§ **Given exercise**
Transcribe all of the material exactly.

----- Record set

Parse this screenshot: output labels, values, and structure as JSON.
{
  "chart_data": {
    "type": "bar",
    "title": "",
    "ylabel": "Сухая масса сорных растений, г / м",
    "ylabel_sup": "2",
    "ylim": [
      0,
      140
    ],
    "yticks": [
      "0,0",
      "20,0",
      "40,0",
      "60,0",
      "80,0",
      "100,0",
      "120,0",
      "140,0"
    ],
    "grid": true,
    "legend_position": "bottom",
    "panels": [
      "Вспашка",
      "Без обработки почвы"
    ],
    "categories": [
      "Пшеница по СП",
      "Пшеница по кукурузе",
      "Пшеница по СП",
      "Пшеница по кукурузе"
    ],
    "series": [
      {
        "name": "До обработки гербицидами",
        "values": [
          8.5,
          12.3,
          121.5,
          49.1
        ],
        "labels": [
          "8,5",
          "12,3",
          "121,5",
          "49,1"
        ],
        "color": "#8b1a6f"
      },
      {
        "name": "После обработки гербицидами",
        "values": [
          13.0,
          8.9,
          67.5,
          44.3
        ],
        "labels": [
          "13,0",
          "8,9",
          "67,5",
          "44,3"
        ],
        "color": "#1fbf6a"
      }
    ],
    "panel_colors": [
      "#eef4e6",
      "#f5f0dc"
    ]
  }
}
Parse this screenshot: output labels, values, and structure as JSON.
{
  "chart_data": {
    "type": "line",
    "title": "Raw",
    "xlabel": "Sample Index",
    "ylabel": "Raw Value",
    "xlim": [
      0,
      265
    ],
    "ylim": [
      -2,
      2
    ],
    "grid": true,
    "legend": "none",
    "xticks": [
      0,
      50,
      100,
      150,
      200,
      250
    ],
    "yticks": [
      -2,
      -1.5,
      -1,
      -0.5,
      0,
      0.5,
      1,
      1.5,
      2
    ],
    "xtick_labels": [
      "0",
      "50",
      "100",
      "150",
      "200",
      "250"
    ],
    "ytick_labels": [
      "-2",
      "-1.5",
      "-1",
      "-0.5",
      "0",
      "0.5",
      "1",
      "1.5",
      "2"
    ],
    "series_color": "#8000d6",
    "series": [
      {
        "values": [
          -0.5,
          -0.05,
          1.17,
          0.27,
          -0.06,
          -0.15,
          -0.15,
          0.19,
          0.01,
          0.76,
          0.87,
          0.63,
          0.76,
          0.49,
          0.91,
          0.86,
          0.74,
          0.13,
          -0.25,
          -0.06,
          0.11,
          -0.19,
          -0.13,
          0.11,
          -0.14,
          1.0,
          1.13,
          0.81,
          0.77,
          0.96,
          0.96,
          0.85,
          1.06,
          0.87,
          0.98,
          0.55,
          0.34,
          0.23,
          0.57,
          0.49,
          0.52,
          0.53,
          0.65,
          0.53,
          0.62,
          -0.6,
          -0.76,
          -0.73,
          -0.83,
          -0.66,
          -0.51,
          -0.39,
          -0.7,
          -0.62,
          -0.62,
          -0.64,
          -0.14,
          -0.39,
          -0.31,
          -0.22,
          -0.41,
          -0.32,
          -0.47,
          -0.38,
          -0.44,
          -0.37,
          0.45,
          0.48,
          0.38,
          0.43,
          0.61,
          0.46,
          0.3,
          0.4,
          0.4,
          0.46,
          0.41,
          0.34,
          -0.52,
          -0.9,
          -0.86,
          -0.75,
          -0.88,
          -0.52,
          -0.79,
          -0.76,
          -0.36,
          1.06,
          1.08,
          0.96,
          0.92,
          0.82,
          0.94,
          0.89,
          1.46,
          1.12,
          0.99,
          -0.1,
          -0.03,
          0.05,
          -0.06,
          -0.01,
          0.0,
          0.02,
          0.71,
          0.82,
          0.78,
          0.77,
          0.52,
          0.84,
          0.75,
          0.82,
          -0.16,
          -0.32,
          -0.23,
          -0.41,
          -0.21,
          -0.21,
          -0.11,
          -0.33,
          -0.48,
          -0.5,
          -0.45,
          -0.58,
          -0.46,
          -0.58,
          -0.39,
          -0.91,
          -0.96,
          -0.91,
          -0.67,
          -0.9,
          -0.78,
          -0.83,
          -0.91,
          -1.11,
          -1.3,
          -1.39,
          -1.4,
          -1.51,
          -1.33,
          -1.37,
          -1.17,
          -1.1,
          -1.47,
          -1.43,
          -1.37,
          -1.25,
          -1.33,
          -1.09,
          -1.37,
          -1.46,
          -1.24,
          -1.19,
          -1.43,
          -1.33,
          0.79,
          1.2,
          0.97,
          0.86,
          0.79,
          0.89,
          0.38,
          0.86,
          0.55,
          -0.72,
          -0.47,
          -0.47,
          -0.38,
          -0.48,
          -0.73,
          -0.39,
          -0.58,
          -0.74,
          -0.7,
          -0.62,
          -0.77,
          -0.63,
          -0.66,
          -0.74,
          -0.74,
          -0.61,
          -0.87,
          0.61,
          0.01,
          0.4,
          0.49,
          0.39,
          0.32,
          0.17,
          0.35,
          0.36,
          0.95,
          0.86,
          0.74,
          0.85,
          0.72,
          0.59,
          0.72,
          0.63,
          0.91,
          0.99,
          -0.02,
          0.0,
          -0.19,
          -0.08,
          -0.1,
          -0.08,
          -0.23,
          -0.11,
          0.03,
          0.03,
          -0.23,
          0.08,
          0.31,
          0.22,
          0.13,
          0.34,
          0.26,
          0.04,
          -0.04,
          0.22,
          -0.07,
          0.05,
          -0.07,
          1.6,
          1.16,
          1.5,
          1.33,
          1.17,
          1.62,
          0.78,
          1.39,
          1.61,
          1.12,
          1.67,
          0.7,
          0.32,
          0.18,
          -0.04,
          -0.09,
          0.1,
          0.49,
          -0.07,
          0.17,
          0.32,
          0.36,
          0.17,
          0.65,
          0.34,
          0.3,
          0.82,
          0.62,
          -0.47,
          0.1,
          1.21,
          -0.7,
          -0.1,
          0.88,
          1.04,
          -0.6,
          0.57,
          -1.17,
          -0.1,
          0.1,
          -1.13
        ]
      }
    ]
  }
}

----------

§ **Reply to the task**
Parse this screenshot: output labels, values, and structure as JSON.
{
  "chart_data": {
    "type": "bar",
    "title": "",
    "ylabel": "Сухая масса сорных растений, г / м",
    "ylabel_sup": "2",
    "ylim": [
      0,
      140
    ],
    "yticks": [
      "0,0",
      "20,0",
      "40,0",
      "60,0",
      "80,0",
      "100,0",
      "120,0",
      "140,0"
    ],
    "grid": true,
    "legend_position": "bottom",
    "panels": [
      "Вспашка",
      "Без обработки почвы"
    ],
    "categories": [
      "Пшеница по СП",
      "Пшеница по кукурузе",
      "Пшеница по СП",
      "Пшеница по кукурузе"
    ],
    "series": [
      {
        "name": "До обработки гербицидами",
        "values": [
          8.5,
          12.3,
          121.5,
          49.1
        ],
        "labels": [
          "8,5",
          "12,3",
          "121,5",
          "49,1"
        ],
        "color": "#8b1a6f"
      },
      {
        "name": "После обработки гербицидами",
        "values": [
          13.0,
          8.9,
          67.5,
          44.3
        ],
        "labels": [
          "13,0",
          "8,9",
          "67,5",
          "44,3"
        ],
        "color": "#1fbf6a"
      }
    ],
    "panel_colors": [
      "#eef4e6",
      "#f5f0dc"
    ]
  }
}
Parse this screenshot: output labels, values, and structure as JSON.
{
  "chart_data": {
    "type": "line",
    "title": "Raw",
    "xlabel": "Sample Index",
    "ylabel": "Raw Value",
    "xlim": [
      0,
      265
    ],
    "ylim": [
      -2,
      2
    ],
    "grid": true,
    "legend": "none",
    "xticks": [
      0,
      50,
      100,
      150,
      200,
      250
    ],
    "yticks": [
      -2,
      -1.5,
      -1,
      -0.5,
      0,
      0.5,
      1,
      1.5,
      2
    ],
    "xtick_labels": [
      "0",
      "50",
      "100",
      "150",
      "200",
      "250"
    ],
    "ytick_labels": [
      "-2",
      "-1.5",
      "-1",
      "-0.5",
      "0",
      "0.5",
      "1",
      "1.5",
      "2"
    ],
    "series_color": "#8000d6",
    "series": [
      {
        "values": [
          -0.5,
          -0.05,
          1.17,
          0.27,
          -0.06,
          -0.15,
          -0.15,
          0.19,
          0.01,
          0.76,
          0.87,
          0.63,
          0.76,
          0.49,
          0.91,
          0.86,
          0.74,
          0.13,
          -0.25,
          -0.06,
          0.11,
          -0.19,
          -0.13,
          0.11,
          -0.14,
          1.0,
          1.13,
          0.81,
          0.77,
          0.96,
          0.96,
          0.85,
          1.06,
          0.87,
          0.98,
          0.55,
          0.34,
          0.23,
          0.57,
          0.49,
          0.52,
          0.53,
          0.65,
          0.53,
          0.62,
          -0.6,
          -0.76,
          -0.73,
          -0.83,
          -0.66,
          -0.51,
          -0.39,
          -0.7,
          -0.62,
          -0.62,
          -0.64,
          -0.14,
          -0.39,
          -0.31,
          -0.22,
          -0.41,
          -0.32,
          -0.47,
          -0.38,
          -0.44,
          -0.37,
          0.45,
          0.48,
          0.38,
          0.43,
          0.61,
          0.46,
          0.3,
          0.4,
          0.4,
          0.46,
          0.41,
          0.34,
          -0.52,
          -0.9,
          -0.86,
          -0.75,
          -0.88,
          -0.52,
          -0.79,
          -0.76,
          -0.36,
          1.06,
          1.08,
          0.96,
          0.92,
          0.82,
          0.94,
          0.89,
          1.46,
          1.12,
          0.99,
          -0.1,
          -0.03,
          0.05,
          -0.06,
          -0.01,
          0.0,
          0.02,
          0.71,
          0.82,
          0.78,
          0.77,
          0.52,
          0.84,
          0.75,
          0.82,
          -0.16,
          -0.32,
          -0.23,
          -0.41,
          -0.21,
          -0.21,
          -0.11,
          -0.33,
          -0.48,
          -0.5,
          -0.45,
          -0.58,
          -0.46,
          -0.58,
          -0.39,
          -0.91,
          -0.96,
          -0.91,
          -0.67,
          -0.9,
          -0.78,
          -0.83,
          -0.91,
          -1.11,
          -1.3,
          -1.39,
          -1.4,
          -1.51,
          -1.33,
          -1.37,
          -1.17,
          -1.1,
          -1.47,
          -1.43,
          -1.37,
          -1.25,
          -1.33,
          -1.09,
          -1.37,
          -1.46,
          -1.24,
          -1.19,
          -1.43,
          -1.33,
          0.79,
          1.2,
          0.97,
          0.86,
          0.79,
          0.89,
          0.38,
          0.86,
          0.55,
          -0.72,
          -0.47,
          -0.47,
          -0.38,
          -0.48,
          -0.73,
          -0.39,
          -0.58,
          -0.74,
          -0.7,
          -0.62,
          -0.77,
          -0.63,
          -0.66,
          -0.74,
          -0.74,
          -0.61,
          -0.87,
          0.61,
          0.01,
          0.4,
          0.49,
          0.39,
          0.32,
          0.17,
          0.35,
          0.36,
          0.95,
          0.86,
          0.74,
          0.85,
          0.72,
          0.59,
          0.72,
          0.63,
          0.91,
          0.99,
          -0.02,
          0.0,
          -0.19,
          -0.08,
          -0.1,
          -0.08,
          -0.23,
          -0.11,
          0.03,
          0.03,
          -0.23,
          0.08,
          0.31,
          0.22,
          0.13,
          0.34,
          0.26,
          0.04,
          -0.04,
          0.22,
          -0.07,
          0.05,
          -0.07,
          1.6,
          1.16,
          1.5,
          1.33,
          1.17,
          1.62,
          0.78,
          1.39,
          1.61,
          1.12,
          1.67,
          0.7,
          0.32,
          0.18,
          -0.04,
          -0.09,
          0.1,
          0.49,
          -0.07,
          0.17,
          0.32,
          0.36,
          0.17,
          0.65,
          0.34,
          0.3,
          0.82,
          0.62,
          -0.47,
          0.1,
          1.21,
          -0.7,
          -0.1,
          0.88,
          1.04,
          -0.6,
          0.57,
          -1.17,
          -0.1,
          0.1,
          -1.13
        ]
      }
    ]
  }
}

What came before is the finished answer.